Render everything from the row containing "q15-option-d: d. Nabi" down to the row containing "415, 366, 428]", both included, as a Markdown table with the columns No and Line, skipping any blank lines.

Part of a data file
____________________

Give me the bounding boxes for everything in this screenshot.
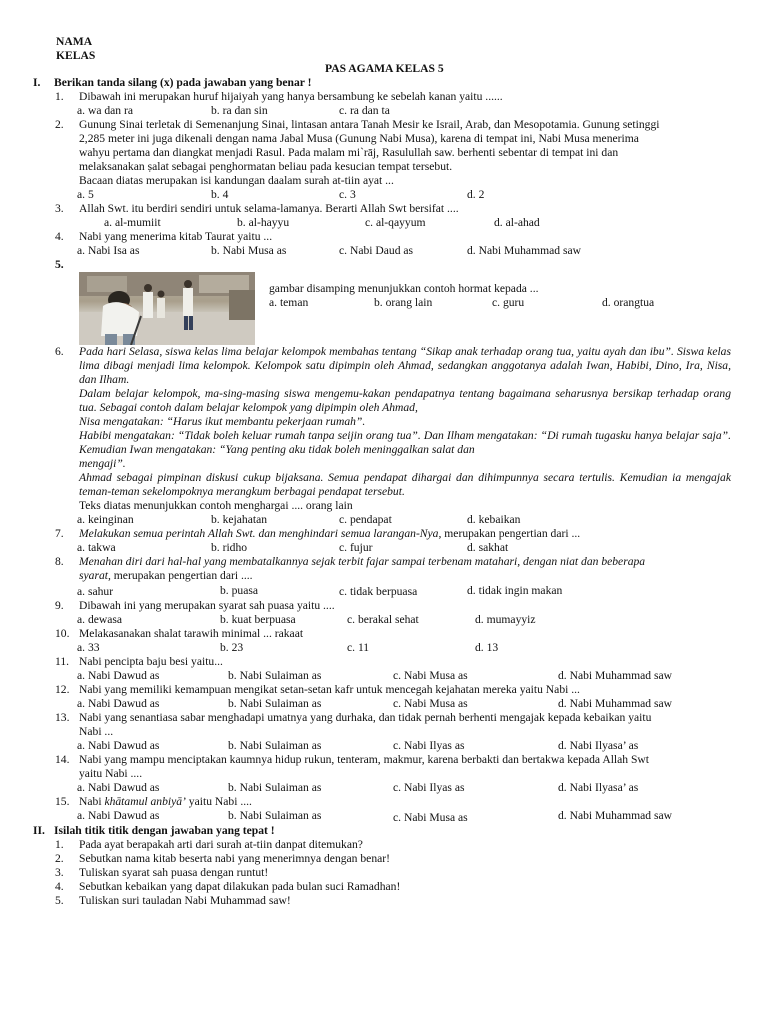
q15-option-d: d. Nabi Muhammad saw bbox=[558, 809, 672, 822]
q15-text-post: yaitu Nabi .... bbox=[185, 795, 252, 808]
q3-number: 3. bbox=[55, 202, 64, 215]
q15-option-b: b. Nabi Sulaiman as bbox=[228, 809, 322, 822]
q6-option-a: a. keinginan bbox=[77, 513, 134, 526]
q5-text: gambar disamping menunjukkan contoh hormat kepada ... bbox=[269, 282, 539, 295]
q6-paragraph3: Nisa mengatakan: “Harus ikut membantu pekerjaan rumah”. bbox=[79, 415, 366, 428]
q3-option-d: d. al-ahad bbox=[494, 216, 540, 229]
q4-option-a: a. Nabi Isa as bbox=[77, 244, 140, 257]
q11-option-b: b. Nabi Sulaiman as bbox=[228, 669, 322, 682]
q6-paragraph1: Pada hari Selasa, siswa kelas lima belajar kelompok membahas tentang “Sikap anak terhadap orang tua, yaitu ayah dan ibu”. Siswa kelas lima dibagi menjadi lima kelompok. Kelompok satu dipimpin oleh Ahmad, sedangkan anggotanya adalah Iwan, Habibi, Dino, Ira, Nisa, dan Ilham. bbox=[79, 345, 731, 386]
q9-text: Dibawah ini yang merupakan syarat sah puasa yaitu .... bbox=[79, 599, 335, 612]
q12-option-a: a. Nabi Dawud as bbox=[77, 697, 160, 710]
q12-option-c: c. Nabi Musa as bbox=[393, 697, 468, 710]
q5-option-d: d. orangtua bbox=[602, 296, 655, 309]
q2-line1: Gunung Sinai terletak di Semenanjung Sinai, lintasan antara Tanah Mesir ke Israil, Arab, dan Mesopotamia. Gunung setinggi bbox=[79, 118, 660, 131]
essay-4-number: 4. bbox=[55, 880, 64, 893]
q7-text bbox=[79, 527, 580, 541]
essay-1-number: 1. bbox=[55, 838, 64, 851]
q13-option-b: b. Nabi Sulaiman as bbox=[228, 739, 322, 752]
q1-option-a: a. wa dan ra bbox=[77, 104, 134, 117]
essay-2-text: Sebutkan nama kitab beserta nabi yang menerimnya dengan benar! bbox=[79, 852, 390, 865]
essay-3-text: Tuliskan syarat sah puasa dengan runtut! bbox=[79, 866, 269, 879]
q8-line2-italic: syarat, bbox=[79, 569, 111, 582]
q2-option-a: a. 5 bbox=[77, 188, 94, 201]
q6-question: Teks diatas menunjukkan contoh menghargai .... orang lain bbox=[79, 499, 353, 512]
q1-text: Dibawah ini merupakan huruf hijaiyah yang hanya bersambung ke sebelah kanan yaitu ...... bbox=[79, 90, 503, 103]
q4-option-d: d. Nabi Muhammad saw bbox=[467, 244, 581, 257]
q10-option-d: d. 13 bbox=[475, 641, 499, 654]
q14-option-b: b. Nabi Sulaiman as bbox=[228, 781, 322, 794]
q7-option-a: a. takwa bbox=[77, 541, 116, 554]
q8-number: 8. bbox=[55, 555, 64, 568]
q7-text-rest: merupakan pengertian dari ... bbox=[441, 527, 581, 540]
q6-paragraph4: Habibi mengatakan: “Tidak boleh keluar rumah tanpa seijin orang tua”. Dan Ilham mengatakan: “Di rumah tugasku hanya belajar saja”. Kemudian Iwan mengatakan: “Yang penting aku tidak boleh meninggalkan salat dan bbox=[79, 429, 731, 456]
q3-option-c: c. al-qayyum bbox=[365, 216, 426, 229]
essay-2-number: 2. bbox=[55, 852, 64, 865]
essay-1-text: Pada ayat berapakah arti dari surah at-tiin danpat ditemukan? bbox=[79, 838, 363, 851]
q5-option-c: c. guru bbox=[492, 296, 525, 309]
q6-option-b: b. kejahatan bbox=[211, 513, 268, 526]
q2-option-c: c. 3 bbox=[339, 188, 356, 201]
essay-3-number: 3. bbox=[55, 866, 64, 879]
q6-option-d: d. kebaikan bbox=[467, 513, 521, 526]
q6-number: 6. bbox=[55, 345, 64, 358]
q8-option-d: d. tidak ingin makan bbox=[467, 584, 563, 597]
q4-number: 4. bbox=[55, 230, 64, 243]
q15-text bbox=[79, 795, 252, 809]
q11-option-a: a. Nabi Dawud as bbox=[77, 669, 160, 682]
q4-option-c: c. Nabi Daud as bbox=[339, 244, 414, 257]
q8-option-b: b. puasa bbox=[220, 584, 258, 597]
section2-title: Isilah titik titik dengan jawaban yang tepat ! bbox=[54, 824, 275, 837]
q4-option-b: b. Nabi Musa as bbox=[211, 244, 287, 257]
q9-option-c: c. berakal sehat bbox=[347, 613, 419, 626]
q4-text: Nabi yang menerima kitab Taurat yaitu ... bbox=[79, 230, 273, 243]
q14-number: 14. bbox=[55, 753, 70, 766]
q11-number: 11. bbox=[55, 655, 70, 668]
q6-paragraph4-end: mengaji”. bbox=[79, 457, 126, 470]
q13-option-c: c. Nabi Ilyas as bbox=[393, 739, 465, 752]
q7-number: 7. bbox=[55, 527, 64, 540]
q10-option-b: b. 23 bbox=[220, 641, 244, 654]
q6-option-c: c. pendapat bbox=[339, 513, 392, 526]
q3-text: Allah Swt. itu berdiri sendiri untuk selama-lamanya. Berarti Allah Swt bersifat .... bbox=[79, 202, 459, 215]
q8-line2-rest: merupakan pengertian dari .... bbox=[110, 569, 253, 582]
q6-paragraph2: Dalam belajar kelompok, ma-sing-masing siswa mengemu-kakan pendapatnya tentang bagaimana seharusnya bersikap terhadap orang tua. Sebagai contoh dalam belajar kelompok yang dipimpin oleh Ahmad, bbox=[79, 387, 731, 414]
q15-option-a: a. Nabi Dawud as bbox=[77, 809, 160, 822]
students-cleaning-photo bbox=[79, 272, 255, 345]
q9-number: 9. bbox=[55, 599, 64, 612]
section1-title: Berikan tanda silang (x) pada jawaban yang benar ! bbox=[54, 76, 312, 89]
q2-option-b: b. 4 bbox=[211, 188, 229, 201]
essay-5-text: Tuliskan suri tauladan Nabi Muhammad saw! bbox=[79, 894, 291, 907]
q13-option-d: d. Nabi Ilyasa’ as bbox=[558, 739, 639, 752]
q13-option-a: a. Nabi Dawud as bbox=[77, 739, 160, 752]
q8-line1: Menahan diri dari hal-hal yang membatalkannya sejak terbit fajar sampai terbenam matahari, dengan niat dan beberapa bbox=[79, 555, 646, 568]
q12-number: 12. bbox=[55, 683, 70, 696]
q15-number: 15. bbox=[55, 795, 70, 808]
q11-text: Nabi pencipta baju besi yaitu... bbox=[79, 655, 223, 668]
q14-option-d: d. Nabi Ilyasa’ as bbox=[558, 781, 639, 794]
q10-number: 10. bbox=[55, 627, 70, 640]
q1-option-c: c. ra dan ta bbox=[339, 104, 390, 117]
q1-option-b: b. ra dan sin bbox=[211, 104, 268, 117]
q11-option-c: c. Nabi Musa as bbox=[393, 669, 468, 682]
q10-option-a: a. 33 bbox=[77, 641, 100, 654]
q9-option-b: b. kuat berpuasa bbox=[220, 613, 296, 626]
q12-option-b: b. Nabi Sulaiman as bbox=[228, 697, 322, 710]
section1-number: I. bbox=[33, 76, 41, 89]
q14-line2: yaitu Nabi .... bbox=[79, 767, 143, 780]
q7-option-b: b. ridho bbox=[211, 541, 248, 554]
section2-number: II. bbox=[33, 824, 45, 837]
q8-option-c: c. tidak berpuasa bbox=[339, 585, 418, 598]
nama-label: NAMA bbox=[56, 35, 93, 48]
q5-number: 5. bbox=[55, 258, 64, 271]
q12-option-d: d. Nabi Muhammad saw bbox=[558, 697, 672, 710]
q3-option-b: b. al-hayyu bbox=[237, 216, 290, 229]
essay-4-text: Sebutkan kebaikan yang dapat dilakukan pada bulan suci Ramadhan! bbox=[79, 880, 401, 893]
q13-line1: Nabi yang senantiasa sabar menghadapi umatnya yang durhaka, dan tidak pernah berhenti mengajak kepada kebaikan yaitu bbox=[79, 711, 652, 724]
q2-line4: melaksanakan ṣalat sebagai penghormatan beliau pada kesucian tempat tersebut. bbox=[79, 160, 453, 173]
q7-option-d: d. sakhat bbox=[467, 541, 509, 554]
q15-option-c: c. Nabi Musa as bbox=[393, 811, 468, 824]
q2-line2: 2,285 meter ini juga dikenali dengan nama Jabal Musa (Gunung Nabi Musa), karena di tempat ini, Nabi Musa menerima bbox=[79, 132, 639, 145]
q9-option-d: d. mumayyiz bbox=[475, 613, 536, 626]
q15-text-pre: Nabi bbox=[79, 795, 105, 808]
q13-line2: Nabi ... bbox=[79, 725, 114, 738]
page-title: PAS AGAMA KELAS 5 bbox=[325, 62, 444, 75]
q11-option-d: d. Nabi Muhammad saw bbox=[558, 669, 672, 682]
q14-option-c: c. Nabi Ilyas as bbox=[393, 781, 465, 794]
q1-number: 1. bbox=[55, 90, 64, 103]
q10-option-c: c. 11 bbox=[347, 641, 370, 654]
q10-text: Melakasanakan shalat tarawih minimal ... rakaat bbox=[79, 627, 304, 640]
q5-option-b: b. orang lain bbox=[374, 296, 433, 309]
q15-text-italic: khātamul anbiyā’ bbox=[104, 795, 186, 808]
q2-line3: wahyu pertama dan diangkat menjadi Rasul. Pada malam mi`rāj, Rasulullah saw. berhenti sebentar di tempat ini dan bbox=[79, 146, 619, 159]
q12-text: Nabi yang memiliki kemampuan mengikat setan-setan kafr untuk mencegah kejahatan mereka yaitu Nabi ... bbox=[79, 683, 580, 696]
q14-line1: Nabi yang mampu menciptakan kaumnya hidup rukun, tenteram, makmur, karena berbakti dan bertakwa kepada Allah Swt bbox=[79, 753, 650, 766]
q7-option-c: c. fujur bbox=[339, 541, 373, 554]
essay-5-number: 5. bbox=[55, 894, 64, 907]
kelas-label: KELAS bbox=[56, 49, 96, 62]
q13-number: 13. bbox=[55, 711, 70, 724]
q5-option-a: a. teman bbox=[269, 296, 309, 309]
q2-option-d: d. 2 bbox=[467, 188, 485, 201]
q8-option-a: a. sahur bbox=[77, 585, 114, 598]
q2-number: 2. bbox=[55, 118, 64, 131]
photo-illustration bbox=[79, 272, 255, 345]
q6-paragraph5: Ahmad sebagai pimpinan diskusi cukup bijaksana. Semua pendapat dihargai dan dihimpunnya secara tertulis. Kemudian ia mengajak teman-teman sekelompoknya merangkum berbagai pendapat tersebut. bbox=[79, 471, 731, 498]
q9-option-a: a. dewasa bbox=[77, 613, 123, 626]
q2-line5: Bacaan diatas merupakan isi kandungan daalam surah at-tiin ayat ... bbox=[79, 174, 394, 187]
q3-option-a: a. al-mumiit bbox=[104, 216, 161, 229]
q7-text-italic: Melakukan semua perintah Allah Swt. dan menghindari semua larangan-Nya, bbox=[79, 527, 442, 540]
q14-option-a: a. Nabi Dawud as bbox=[77, 781, 160, 794]
q8-line2 bbox=[79, 569, 253, 583]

____________________

→ Output below
| No | Line |
|---|---|
| 1 | q15-option-d: d. Nabi Muhammad saw bbox=[558, 809, 672, 822] |
| 2 | q15-text-post: yaitu Nabi .... bbox=[185, 795, 252, 808] |
| 3 | q3-number: 3. bbox=[55, 202, 64, 215] |
| 4 | q15-option-b: b. Nabi Sulaiman as bbox=[228, 809, 322, 822] |
| 5 | q6-option-a: a. keinginan bbox=[77, 513, 134, 526] |
| 6 | q5-text: gambar disamping menunjukkan contoh hormat kepada ... bbox=[269, 282, 539, 295] |
| 7 | q6-paragraph3: Nisa mengatakan: “Harus ikut membantu pekerjaan rumah”. bbox=[79, 415, 366, 428] |